* **To do**:
Transcribe the records below exactly, leaving out any pictures.

* **Dataset rows**:
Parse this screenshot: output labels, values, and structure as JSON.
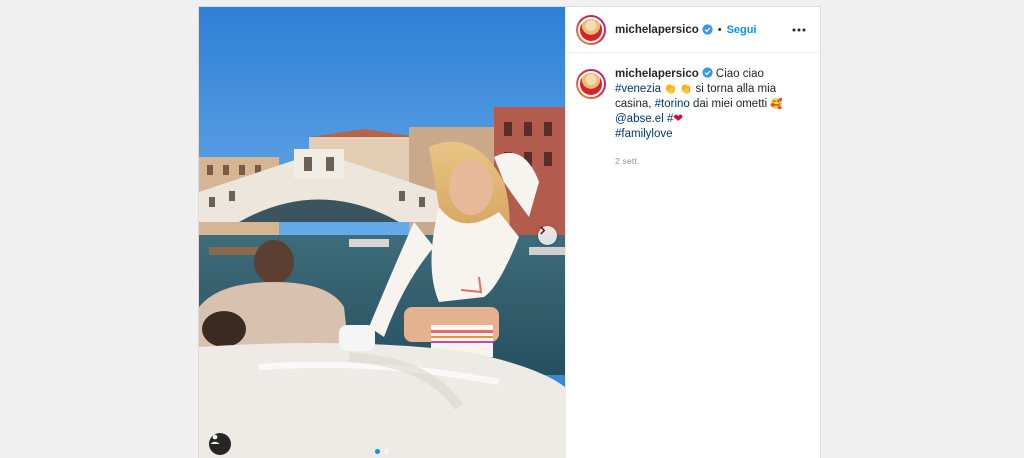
{
  "post": {
    "username": "michelapersico",
    "follow_label": "Segui",
    "separator": "•",
    "caption": {
      "username": "michelapersico",
      "t1": " Ciao ciao ",
      "h1": "#venezia",
      "e1": "👏",
      "e2": "👏",
      "t2": " si torna alla mia casina, ",
      "h2": "#torino",
      "t3": " dai miei ometti ",
      "e3": "🥰",
      "mention": "@abse.el",
      "h3": "#",
      "heart": "❤",
      "h4": "#familylove"
    },
    "time_ago": "2 sett.",
    "carousel": {
      "slide_count": 2,
      "active_index": 0
    }
  },
  "colors": {
    "accent": "#0095f6",
    "hashtag": "#00376b",
    "verified": "#3897f0",
    "timestamp": "#8e8e8e"
  },
  "icons": {
    "verified": "verified-badge-icon",
    "more": "more-options-icon",
    "next": "chevron-right-icon",
    "tags": "user-tag-icon"
  }
}
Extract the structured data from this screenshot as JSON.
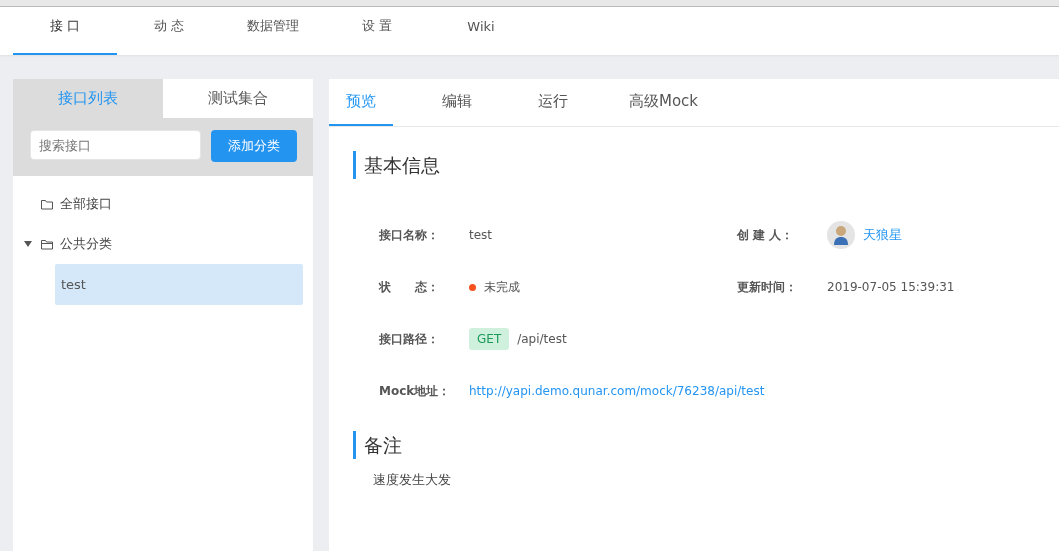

* **Final result**:
Parse this screenshot: output labels, values, and structure as JSON.
{
  "post": {
    "username": "michelapersico",
    "follow_label": "Segui",
    "separator": "•",
    "caption": {
      "username": "michelapersico",
      "t1": " Ciao ciao ",
      "h1": "#venezia",
      "e1": "👏",
      "e2": "👏",
      "t2": " si torna alla mia casina, ",
      "h2": "#torino",
      "t3": " dai miei ometti ",
      "e3": "🥰",
      "mention": "@abse.el",
      "h3": "#",
      "heart": "❤",
      "h4": "#familylove"
    },
    "time_ago": "2 sett.",
    "carousel": {
      "slide_count": 2,
      "active_index": 0
    }
  },
  "colors": {
    "accent": "#0095f6",
    "hashtag": "#00376b",
    "verified": "#3897f0",
    "timestamp": "#8e8e8e"
  },
  "icons": {
    "verified": "verified-badge-icon",
    "more": "more-options-icon",
    "next": "chevron-right-icon",
    "tags": "user-tag-icon"
  }
}
Extract the structured data from this screenshot as JSON.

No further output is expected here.